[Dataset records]
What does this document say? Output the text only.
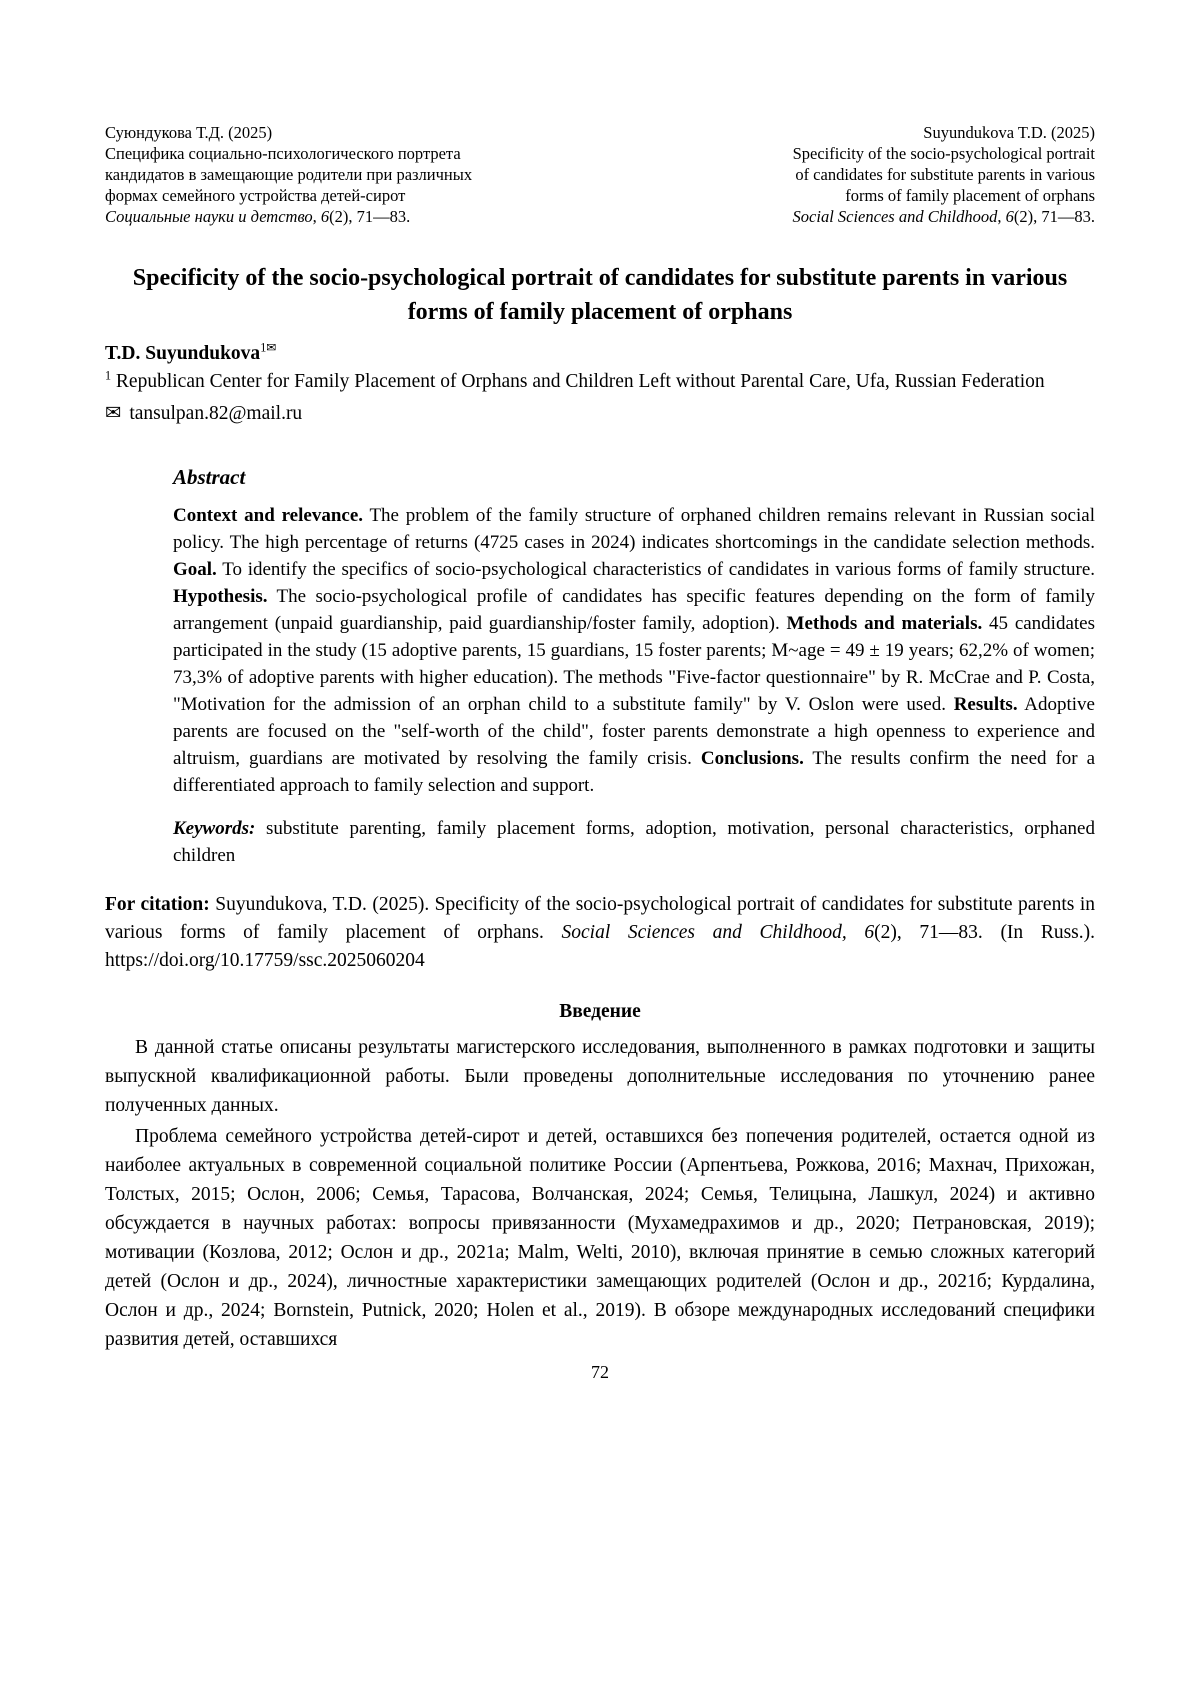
Суюндукова Т.Д. (2025)
Специфика социально-психологического портрета
кандидатов в замещающие родители при различных
формах семейного устройства детей-сирот
Социальные науки и детство, 6(2), 71—83.
Suyundukova T.D. (2025)
Specificity of the socio-psychological portrait
of candidates for substitute parents in various
forms of family placement of orphans
Social Sciences and Childhood, 6(2), 71—83.
Specificity of the socio-psychological portrait of candidates for substitute parents in various forms of family placement of orphans
T.D. Suyundukova$^{1✉}$
$^1$ Republican Center for Family Placement of Orphans and Children Left without Parental Care, Ufa, Russian Federation
✉ tansulpan.82@mail.ru
Abstract

Context and relevance. The problem of the family structure of orphaned children remains relevant in Russian social policy. The high percentage of returns (4725 cases in 2024) indicates shortcomings in the candidate selection methods. Goal. To identify the specifics of socio-psychological characteristics of candidates in various forms of family structure. Hypothesis. The socio-psychological profile of candidates has specific features depending on the form of family arrangement (unpaid guardianship, paid guardianship/foster family, adoption). Methods and materials. 45 candidates participated in the study (15 adoptive parents, 15 guardians, 15 foster parents; M~age = 49 ± 19 years; 62,2% of women; 73,3% of adoptive parents with higher education). The methods "Five-factor questionnaire" by R. McCrae and P. Costa, "Motivation for the admission of an orphan child to a substitute family" by V. Oslon were used. Results. Adoptive parents are focused on the "self-worth of the child", foster parents demonstrate a high openness to experience and altruism, guardians are motivated by resolving the family crisis. Conclusions. The results confirm the need for a differentiated approach to family selection and support.

Keywords: substitute parenting, family placement forms, adoption, motivation, personal characteristics, orphaned children

For citation: Suyundukova, T.D. (2025). Specificity of the socio-psychological portrait of candidates for substitute parents in various forms of family placement of orphans. Social Sciences and Childhood, 6(2), 71—83. (In Russ.). https://doi.org/10.17759/ssc.2025060204

Введение

В данной статье описаны результаты магистерского исследования, выполненного в рамках подготовки и защиты выпускной квалификационной работы. Были проведены дополнительные исследования по уточнению ранее полученных данных.

Проблема семейного устройства детей-сирот и детей, оставшихся без попечения родителей, остается одной из наиболее актуальных в современной социальной политике России (Арпентьева, Рожкова, 2016; Махнач, Прихожан, Толстых, 2015; Ослон, 2006; Семья, Тарасова, Волчанская, 2024; Семья, Телицына, Лашкул, 2024) и активно обсуждается в научных работах: вопросы привязанности (Мухамедрахимов и др., 2020; Петрановская, 2019); мотивации (Козлова, 2012; Ослон и др., 2021а; Malm, Welti, 2010), включая принятие в семью сложных категорий детей (Ослон и др., 2024), личностные характеристики замещающих родителей (Ослон и др., 2021б; Курдалина, Ослон и др., 2024; Bornstein, Putnick, 2020; Holen et al., 2019). В обзоре международных исследований специфики развития детей, оставшихся

72
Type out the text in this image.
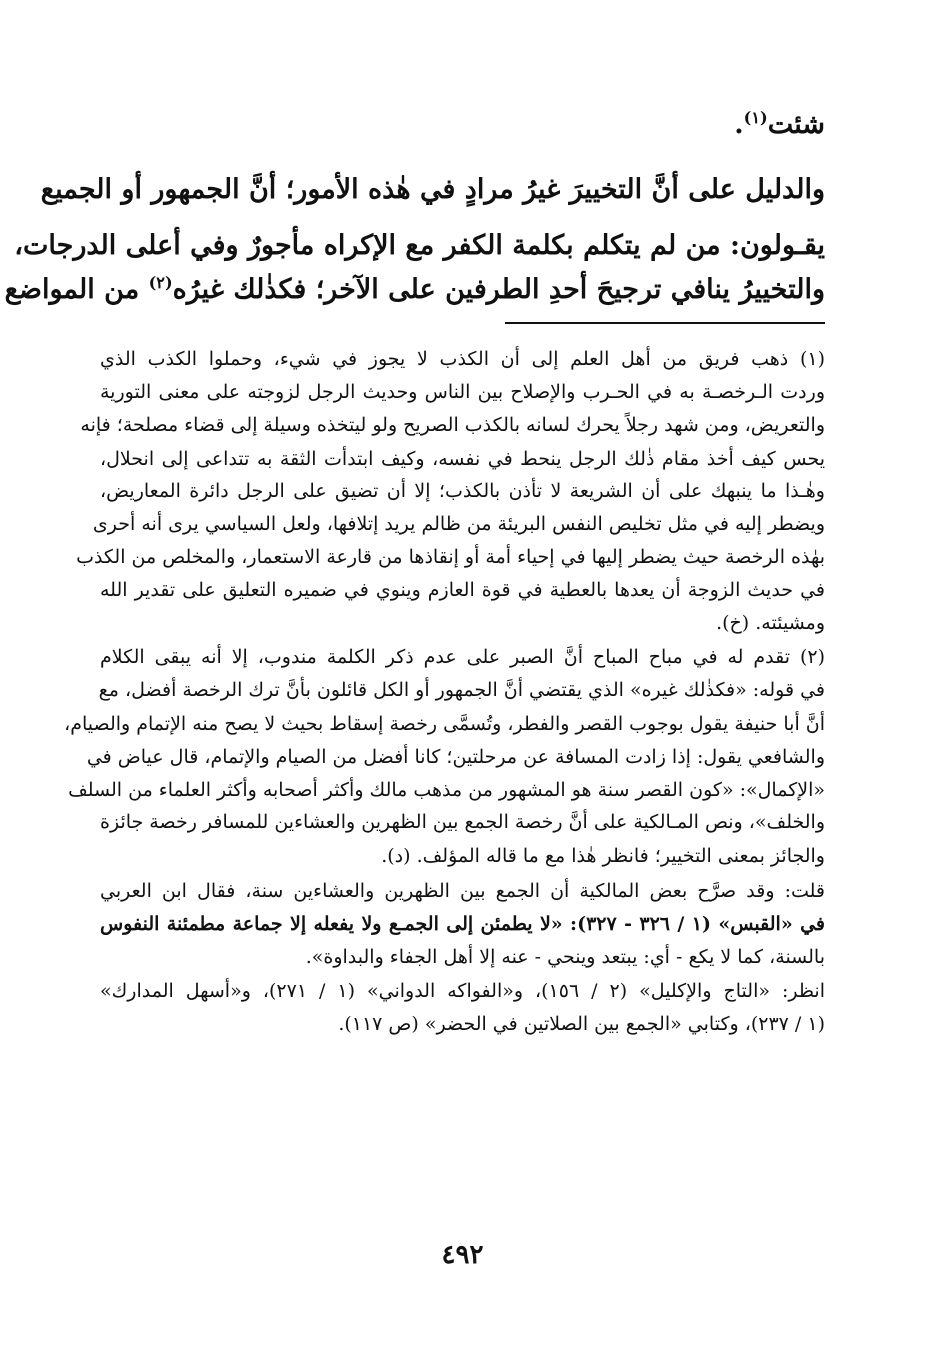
شئت$^{(١)}$.
والدليل على أنَّ التخييرَ غيرُ مرادٍ في هٰذه الأمور؛ أنَّ الجمهور أو الجميع
يقـولون: من لم يتكلم بكلمة الكفر مع الإكراه مأجورٌ وفي أعلى الدرجات،
والتخييرُ ينافي ترجيحَ أحدِ الطرفين على الآخر؛ فكذٰلك غيرُه$^{(٢)}$ من المواضع
(١) ذهب فريق من أهل العلم إلى أن الكذب لا يجوز في شيء، وحملوا الكذب الذي
وردت الـرخصـة به في الحـرب والإصلاح بين الناس وحديث الرجل لزوجته على معنى التورية
والتعريض، ومن شهد رجلاً يحرك لسانه بالكذب الصريح ولو ليتخذه وسيلة إلى قضاء مصلحة؛ فإنه
يحس كيف أخذ مقام ذٰلك الرجل ينحط في نفسه، وكيف ابتدأت الثقة به تتداعى إلى انحلال،
وهٰـذا ما ينبهك على أن الشريعة لا تأذن بالكذب؛ إلا أن تضيق على الرجل دائرة المعاريض،
ويضطر إليه في مثل تخليص النفس البريئة من ظالم يريد إتلافها، ولعل السياسي يرى أنه أحرى
بهٰذه الرخصة حيث يضطر إليها في إحياء أمة أو إنقاذها من قارعة الاستعمار، والمخلص من الكذب
في حديث الزوجة أن يعدها بالعطية في قوة العازم وينوي في ضميره التعليق على تقدير الله
ومشيئته. (خ).
(٢) تقدم له في مباح المباح أنَّ الصبر على عدم ذكر الكلمة مندوب، إلا أنه يبقى الكلام
في قوله: «فكذٰلك غيره» الذي يقتضي أنَّ الجمهور أو الكل قائلون بأنَّ ترك الرخصة أفضل، مع
أنَّ أبا حنيفة يقول بوجوب القصر والفطر، وتُسمَّى رخصة إسقاط بحيث لا يصح منه الإتمام والصيام،
والشافعي يقول: إذا زادت المسافة عن مرحلتين؛ كانا أفضل من الصيام والإتمام، قال عياض في
«الإكمال»: «كون القصر سنة هو المشهور من مذهب مالك وأكثر أصحابه وأكثر العلماء من السلف
والخلف»، ونص المـالكية على أنَّ رخصة الجمع بين الظهرين والعشاءين للمسافر رخصة جائزة
والجائز بمعنى التخيير؛ فانظر هٰذا مع ما قاله المؤلف. (د).
قلت: وقد صرَّح بعض المالكية أن الجمع بين الظهرين والعشاءين سنة، فقال ابن العربي
في «القبس» (١ / ٣٢٦ - ٣٢٧): «لا يطمئن إلى الجمـع ولا يفعله إلا جماعة مطمئنة النفوس
بالسنة، كما لا يكع - أي: يبتعد وينحي - عنه إلا أهل الجفاء والبداوة».
انظر: «التاج والإكليل» (٢ / ١٥٦)، و«الفواكه الدواني» (١ / ٢٧١)، و«أسهل المدارك»
(١ / ٢٣٧)، وكتابي «الجمع بين الصلاتين في الحضر» (ص ١١٧).
٤٩٢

- **Task objective**
Give back every line exactly as it stands, pictures excluded.

- **Exercise result**
What does this document say? Output the text only.
Суюндукова Т.Д. (2025)
Специфика социально-психологического портрета
кандидатов в замещающие родители при различных
формах семейного устройства детей-сирот
Социальные науки и детство, 6(2), 71—83.
Suyundukova T.D. (2025)
Specificity of the socio-psychological portrait
of candidates for substitute parents in various
forms of family placement of orphans
Social Sciences and Childhood, 6(2), 71—83.
Specificity of the socio-psychological portrait of candidates for substitute parents in various forms of family placement of orphans
T.D. Suyundukova$^{1✉}$
$^1$ Republican Center for Family Placement of Orphans and Children Left without Parental Care, Ufa, Russian Federation
✉ tansulpan.82@mail.ru
Abstract

Context and relevance. The problem of the family structure of orphaned children remains relevant in Russian social policy. The high percentage of returns (4725 cases in 2024) indicates shortcomings in the candidate selection methods. Goal. To identify the specifics of socio-psychological characteristics of candidates in various forms of family structure. Hypothesis. The socio-psychological profile of candidates has specific features depending on the form of family arrangement (unpaid guardianship, paid guardianship/foster family, adoption). Methods and materials. 45 candidates participated in the study (15 adoptive parents, 15 guardians, 15 foster parents; M~age = 49 ± 19 years; 62,2% of women; 73,3% of adoptive parents with higher education). The methods "Five-factor questionnaire" by R. McCrae and P. Costa, "Motivation for the admission of an orphan child to a substitute family" by V. Oslon were used. Results. Adoptive parents are focused on the "self-worth of the child", foster parents demonstrate a high openness to experience and altruism, guardians are motivated by resolving the family crisis. Conclusions. The results confirm the need for a differentiated approach to family selection and support.

Keywords: substitute parenting, family placement forms, adoption, motivation, personal characteristics, orphaned children

For citation: Suyundukova, T.D. (2025). Specificity of the socio-psychological portrait of candidates for substitute parents in various forms of family placement of orphans. Social Sciences and Childhood, 6(2), 71—83. (In Russ.). https://doi.org/10.17759/ssc.2025060204

Введение

В данной статье описаны результаты магистерского исследования, выполненного в рамках подготовки и защиты выпускной квалификационной работы. Были проведены дополнительные исследования по уточнению ранее полученных данных.

Проблема семейного устройства детей-сирот и детей, оставшихся без попечения родителей, остается одной из наиболее актуальных в современной социальной политике России (Арпентьева, Рожкова, 2016; Махнач, Прихожан, Толстых, 2015; Ослон, 2006; Семья, Тарасова, Волчанская, 2024; Семья, Телицына, Лашкул, 2024) и активно обсуждается в научных работах: вопросы привязанности (Мухамедрахимов и др., 2020; Петрановская, 2019); мотивации (Козлова, 2012; Ослон и др., 2021а; Malm, Welti, 2010), включая принятие в семью сложных категорий детей (Ослон и др., 2024), личностные характеристики замещающих родителей (Ослон и др., 2021б; Курдалина, Ослон и др., 2024; Bornstein, Putnick, 2020; Holen et al., 2019). В обзоре международных исследований специфики развития детей, оставшихся

72
Type out the text in this image.
شئت$^{(١)}$.
والدليل على أنَّ التخييرَ غيرُ مرادٍ في هٰذه الأمور؛ أنَّ الجمهور أو الجميع
يقـولون: من لم يتكلم بكلمة الكفر مع الإكراه مأجورٌ وفي أعلى الدرجات،
والتخييرُ ينافي ترجيحَ أحدِ الطرفين على الآخر؛ فكذٰلك غيرُه$^{(٢)}$ من المواضع
(١) ذهب فريق من أهل العلم إلى أن الكذب لا يجوز في شيء، وحملوا الكذب الذي
وردت الـرخصـة به في الحـرب والإصلاح بين الناس وحديث الرجل لزوجته على معنى التورية
والتعريض، ومن شهد رجلاً يحرك لسانه بالكذب الصريح ولو ليتخذه وسيلة إلى قضاء مصلحة؛ فإنه
يحس كيف أخذ مقام ذٰلك الرجل ينحط في نفسه، وكيف ابتدأت الثقة به تتداعى إلى انحلال،
وهٰـذا ما ينبهك على أن الشريعة لا تأذن بالكذب؛ إلا أن تضيق على الرجل دائرة المعاريض،
ويضطر إليه في مثل تخليص النفس البريئة من ظالم يريد إتلافها، ولعل السياسي يرى أنه أحرى
بهٰذه الرخصة حيث يضطر إليها في إحياء أمة أو إنقاذها من قارعة الاستعمار، والمخلص من الكذب
في حديث الزوجة أن يعدها بالعطية في قوة العازم وينوي في ضميره التعليق على تقدير الله
ومشيئته. (خ).
(٢) تقدم له في مباح المباح أنَّ الصبر على عدم ذكر الكلمة مندوب، إلا أنه يبقى الكلام
في قوله: «فكذٰلك غيره» الذي يقتضي أنَّ الجمهور أو الكل قائلون بأنَّ ترك الرخصة أفضل، مع
أنَّ أبا حنيفة يقول بوجوب القصر والفطر، وتُسمَّى رخصة إسقاط بحيث لا يصح منه الإتمام والصيام،
والشافعي يقول: إذا زادت المسافة عن مرحلتين؛ كانا أفضل من الصيام والإتمام، قال عياض في
«الإكمال»: «كون القصر سنة هو المشهور من مذهب مالك وأكثر أصحابه وأكثر العلماء من السلف
والخلف»، ونص المـالكية على أنَّ رخصة الجمع بين الظهرين والعشاءين للمسافر رخصة جائزة
والجائز بمعنى التخيير؛ فانظر هٰذا مع ما قاله المؤلف. (د).
قلت: وقد صرَّح بعض المالكية أن الجمع بين الظهرين والعشاءين سنة، فقال ابن العربي
في «القبس» (١ / ٣٢٦ - ٣٢٧): «لا يطمئن إلى الجمـع ولا يفعله إلا جماعة مطمئنة النفوس
بالسنة، كما لا يكع - أي: يبتعد وينحي - عنه إلا أهل الجفاء والبداوة».
انظر: «التاج والإكليل» (٢ / ١٥٦)، و«الفواكه الدواني» (١ / ٢٧١)، و«أسهل المدارك»
(١ / ٢٣٧)، وكتابي «الجمع بين الصلاتين في الحضر» (ص ١١٧).
٤٩٢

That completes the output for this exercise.